### Dataset entries:
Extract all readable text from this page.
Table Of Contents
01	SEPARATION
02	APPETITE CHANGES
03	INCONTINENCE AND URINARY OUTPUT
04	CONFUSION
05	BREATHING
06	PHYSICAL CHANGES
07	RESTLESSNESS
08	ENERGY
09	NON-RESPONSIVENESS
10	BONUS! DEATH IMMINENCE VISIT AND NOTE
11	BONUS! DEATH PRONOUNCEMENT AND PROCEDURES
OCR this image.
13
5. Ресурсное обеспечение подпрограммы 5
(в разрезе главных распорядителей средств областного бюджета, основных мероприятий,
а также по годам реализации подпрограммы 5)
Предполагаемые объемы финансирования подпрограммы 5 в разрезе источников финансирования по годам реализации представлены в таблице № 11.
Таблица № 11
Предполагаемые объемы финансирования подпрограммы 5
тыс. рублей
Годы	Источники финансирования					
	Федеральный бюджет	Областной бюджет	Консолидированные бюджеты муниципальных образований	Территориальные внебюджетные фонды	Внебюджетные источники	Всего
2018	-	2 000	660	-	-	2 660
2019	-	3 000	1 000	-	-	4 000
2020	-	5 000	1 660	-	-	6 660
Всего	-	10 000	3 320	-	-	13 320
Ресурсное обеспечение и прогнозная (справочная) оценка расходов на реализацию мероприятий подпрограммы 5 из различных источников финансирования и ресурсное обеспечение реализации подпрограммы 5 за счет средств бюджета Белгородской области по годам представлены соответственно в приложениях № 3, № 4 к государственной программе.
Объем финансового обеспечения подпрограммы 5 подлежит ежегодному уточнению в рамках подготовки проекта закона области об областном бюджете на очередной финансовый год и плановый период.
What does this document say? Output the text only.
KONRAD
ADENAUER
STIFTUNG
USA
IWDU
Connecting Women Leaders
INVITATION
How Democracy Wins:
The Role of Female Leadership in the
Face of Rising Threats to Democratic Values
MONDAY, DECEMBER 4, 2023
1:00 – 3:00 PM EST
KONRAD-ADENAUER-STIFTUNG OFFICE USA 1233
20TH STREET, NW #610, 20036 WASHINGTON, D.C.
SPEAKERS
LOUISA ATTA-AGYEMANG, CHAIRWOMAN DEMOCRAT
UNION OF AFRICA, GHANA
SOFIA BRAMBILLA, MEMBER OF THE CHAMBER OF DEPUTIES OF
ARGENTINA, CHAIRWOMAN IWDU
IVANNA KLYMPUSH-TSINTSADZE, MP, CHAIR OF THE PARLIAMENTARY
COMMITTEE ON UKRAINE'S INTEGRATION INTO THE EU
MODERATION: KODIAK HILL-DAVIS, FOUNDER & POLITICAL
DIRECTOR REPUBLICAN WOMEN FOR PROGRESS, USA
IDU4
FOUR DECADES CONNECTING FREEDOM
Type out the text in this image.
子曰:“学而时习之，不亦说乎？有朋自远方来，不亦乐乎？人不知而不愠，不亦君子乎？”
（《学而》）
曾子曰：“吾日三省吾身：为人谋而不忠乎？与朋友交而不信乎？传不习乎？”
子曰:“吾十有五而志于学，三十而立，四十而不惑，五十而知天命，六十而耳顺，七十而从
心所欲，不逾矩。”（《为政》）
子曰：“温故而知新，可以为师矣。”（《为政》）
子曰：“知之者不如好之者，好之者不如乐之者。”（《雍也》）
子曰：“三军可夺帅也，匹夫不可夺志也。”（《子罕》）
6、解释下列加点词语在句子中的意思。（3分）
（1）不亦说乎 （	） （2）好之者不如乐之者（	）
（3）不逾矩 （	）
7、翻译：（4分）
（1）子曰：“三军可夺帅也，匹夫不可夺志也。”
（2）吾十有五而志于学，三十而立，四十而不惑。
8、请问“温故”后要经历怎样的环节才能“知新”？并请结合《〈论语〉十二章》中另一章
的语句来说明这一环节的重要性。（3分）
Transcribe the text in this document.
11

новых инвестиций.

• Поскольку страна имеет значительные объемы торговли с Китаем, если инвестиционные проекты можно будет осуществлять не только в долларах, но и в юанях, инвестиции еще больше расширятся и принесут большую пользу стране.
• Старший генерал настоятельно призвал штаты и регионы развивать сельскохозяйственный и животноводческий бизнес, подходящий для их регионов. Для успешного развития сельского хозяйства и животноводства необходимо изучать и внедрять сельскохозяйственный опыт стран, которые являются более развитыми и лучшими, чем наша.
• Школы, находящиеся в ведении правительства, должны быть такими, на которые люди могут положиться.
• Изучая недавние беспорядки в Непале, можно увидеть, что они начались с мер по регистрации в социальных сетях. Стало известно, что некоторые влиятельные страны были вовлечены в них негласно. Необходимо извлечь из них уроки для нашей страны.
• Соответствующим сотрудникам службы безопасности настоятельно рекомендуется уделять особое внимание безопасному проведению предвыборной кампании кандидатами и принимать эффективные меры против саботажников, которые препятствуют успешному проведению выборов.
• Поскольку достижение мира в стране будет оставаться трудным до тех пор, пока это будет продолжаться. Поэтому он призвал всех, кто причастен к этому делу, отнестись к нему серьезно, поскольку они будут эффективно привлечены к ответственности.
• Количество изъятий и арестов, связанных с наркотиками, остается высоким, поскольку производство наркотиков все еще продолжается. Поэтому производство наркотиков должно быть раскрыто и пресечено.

### Objective:
Determine how many lines include the word "document" and report that number by itself.

### Exercise answer:
2